- Task to complete
Every entry that follows should be repeated exactly; drop the images.

- Provided data
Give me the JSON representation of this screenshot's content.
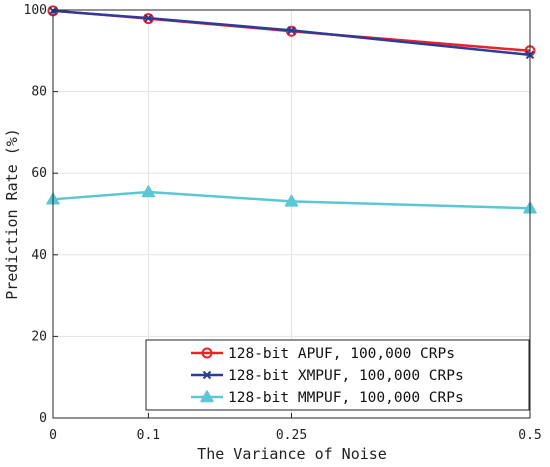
{
  "chart_data": {
    "type": "line",
    "xlabel": "The Variance of Noise",
    "ylabel": "Prediction Rate (%)",
    "x": [
      0,
      0.1,
      0.25,
      0.5
    ],
    "x_tick_labels": [
      "0",
      "0.1",
      "0.25",
      "0.5"
    ],
    "y_ticks": [
      0,
      20,
      40,
      60,
      80,
      100
    ],
    "y_tick_labels": [
      "0",
      "20",
      "40",
      "60",
      "80",
      "100"
    ],
    "ylim": [
      0,
      100
    ],
    "grid": true,
    "legend_position": "bottom-right",
    "series": [
      {
        "name": "128-bit APUF, 100,000 CRPs",
        "values": [
          99.8,
          97.9,
          94.8,
          90.0
        ],
        "color": "#e8242b",
        "marker": "circle"
      },
      {
        "name": "128-bit XMPUF, 100,000 CRPs",
        "values": [
          99.8,
          98.0,
          95.0,
          89.0
        ],
        "color": "#2e3c96",
        "marker": "x"
      },
      {
        "name": "128-bit MMPUF, 100,000 CRPs",
        "values": [
          53.6,
          55.4,
          53.1,
          51.4
        ],
        "color": "#5bc7d6",
        "marker": "triangle"
      }
    ]
  }
}
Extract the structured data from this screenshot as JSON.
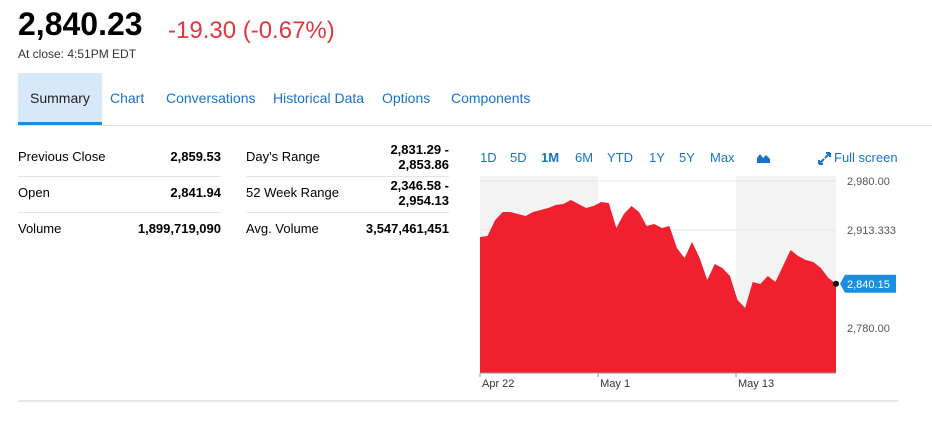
{
  "quote": {
    "price": "2,840.23",
    "change": "-19.30 (-0.67%)",
    "time": "At close: 4:51PM EDT"
  },
  "tabs": [
    "Summary",
    "Chart",
    "Conversations",
    "Historical Data",
    "Options",
    "Components"
  ],
  "stats": [
    [
      {
        "label": "Previous Close",
        "value": "2,859.53"
      },
      {
        "label": "Open",
        "value": "2,841.94"
      },
      {
        "label": "Volume",
        "value": "1,899,719,090"
      }
    ],
    [
      {
        "label": "Day's Range",
        "value": "2,831.29 - 2,853.86"
      },
      {
        "label": "52 Week Range",
        "value": "2,346.58 - 2,954.13"
      },
      {
        "label": "Avg. Volume",
        "value": "3,547,461,451"
      }
    ]
  ],
  "ranges": [
    "1D",
    "5D",
    "1M",
    "6M",
    "YTD",
    "1Y",
    "5Y",
    "Max"
  ],
  "full_screen": "Full screen",
  "chart": {
    "type": "area",
    "color": "#f0202e",
    "values": [
      2903.8,
      2905.2,
      2926.9,
      2937.8,
      2937.8,
      2935.1,
      2932.4,
      2937.8,
      2940.5,
      2943.3,
      2947.3,
      2948.7,
      2954.2,
      2948.7,
      2943.3,
      2946.0,
      2951.4,
      2950.1,
      2916.1,
      2935.1,
      2946.0,
      2937.8,
      2918.8,
      2921.5,
      2916.1,
      2918.8,
      2888.8,
      2875.2,
      2897.0,
      2875.2,
      2845.3,
      2867.1,
      2861.6,
      2850.8,
      2818.1,
      2807.2,
      2842.6,
      2839.9,
      2850.8,
      2842.6,
      2864.4,
      2886.1,
      2878.0,
      2872.5,
      2869.8,
      2861.6,
      2848.0,
      2840.15
    ],
    "last_label": "2,840.15",
    "xlim": [
      0,
      47
    ],
    "xticks": [
      {
        "value": 0,
        "label": "Apr 22"
      },
      {
        "value": 15.6,
        "label": "May 1"
      },
      {
        "value": 33.8,
        "label": "May 13"
      }
    ],
    "ylim": [
      2718.8,
      2986.8
    ],
    "yticks": [
      {
        "value": 2780,
        "label": "2,780.00"
      },
      {
        "value": 2913.333,
        "label": "2,913.333"
      },
      {
        "value": 2980,
        "label": "2,980.00"
      }
    ]
  }
}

- Solution for this problem
Give me the JSON representation of this screenshot's content.
{
  "chart_data": {
    "type": "line",
    "xlabel": "The Variance of Noise",
    "ylabel": "Prediction Rate (%)",
    "x": [
      0,
      0.1,
      0.25,
      0.5
    ],
    "x_tick_labels": [
      "0",
      "0.1",
      "0.25",
      "0.5"
    ],
    "y_ticks": [
      0,
      20,
      40,
      60,
      80,
      100
    ],
    "y_tick_labels": [
      "0",
      "20",
      "40",
      "60",
      "80",
      "100"
    ],
    "ylim": [
      0,
      100
    ],
    "grid": true,
    "legend_position": "bottom-right",
    "series": [
      {
        "name": "128-bit APUF, 100,000 CRPs",
        "values": [
          99.8,
          97.9,
          94.8,
          90.0
        ],
        "color": "#e8242b",
        "marker": "circle"
      },
      {
        "name": "128-bit XMPUF, 100,000 CRPs",
        "values": [
          99.8,
          98.0,
          95.0,
          89.0
        ],
        "color": "#2e3c96",
        "marker": "x"
      },
      {
        "name": "128-bit MMPUF, 100,000 CRPs",
        "values": [
          53.6,
          55.4,
          53.1,
          51.4
        ],
        "color": "#5bc7d6",
        "marker": "triangle"
      }
    ]
  }
}
Extract the structured data from this screenshot as JSON.
{
  "quote": {
    "price": "2,840.23",
    "change": "-19.30 (-0.67%)",
    "time": "At close: 4:51PM EDT"
  },
  "tabs": [
    "Summary",
    "Chart",
    "Conversations",
    "Historical Data",
    "Options",
    "Components"
  ],
  "stats": [
    [
      {
        "label": "Previous Close",
        "value": "2,859.53"
      },
      {
        "label": "Open",
        "value": "2,841.94"
      },
      {
        "label": "Volume",
        "value": "1,899,719,090"
      }
    ],
    [
      {
        "label": "Day's Range",
        "value": "2,831.29 - 2,853.86"
      },
      {
        "label": "52 Week Range",
        "value": "2,346.58 - 2,954.13"
      },
      {
        "label": "Avg. Volume",
        "value": "3,547,461,451"
      }
    ]
  ],
  "ranges": [
    "1D",
    "5D",
    "1M",
    "6M",
    "YTD",
    "1Y",
    "5Y",
    "Max"
  ],
  "full_screen": "Full screen",
  "chart": {
    "type": "area",
    "color": "#f0202e",
    "values": [
      2903.8,
      2905.2,
      2926.9,
      2937.8,
      2937.8,
      2935.1,
      2932.4,
      2937.8,
      2940.5,
      2943.3,
      2947.3,
      2948.7,
      2954.2,
      2948.7,
      2943.3,
      2946.0,
      2951.4,
      2950.1,
      2916.1,
      2935.1,
      2946.0,
      2937.8,
      2918.8,
      2921.5,
      2916.1,
      2918.8,
      2888.8,
      2875.2,
      2897.0,
      2875.2,
      2845.3,
      2867.1,
      2861.6,
      2850.8,
      2818.1,
      2807.2,
      2842.6,
      2839.9,
      2850.8,
      2842.6,
      2864.4,
      2886.1,
      2878.0,
      2872.5,
      2869.8,
      2861.6,
      2848.0,
      2840.15
    ],
    "last_label": "2,840.15",
    "xlim": [
      0,
      47
    ],
    "xticks": [
      {
        "value": 0,
        "label": "Apr 22"
      },
      {
        "value": 15.6,
        "label": "May 1"
      },
      {
        "value": 33.8,
        "label": "May 13"
      }
    ],
    "ylim": [
      2718.8,
      2986.8
    ],
    "yticks": [
      {
        "value": 2780,
        "label": "2,780.00"
      },
      {
        "value": 2913.333,
        "label": "2,913.333"
      },
      {
        "value": 2980,
        "label": "2,980.00"
      }
    ]
  }
}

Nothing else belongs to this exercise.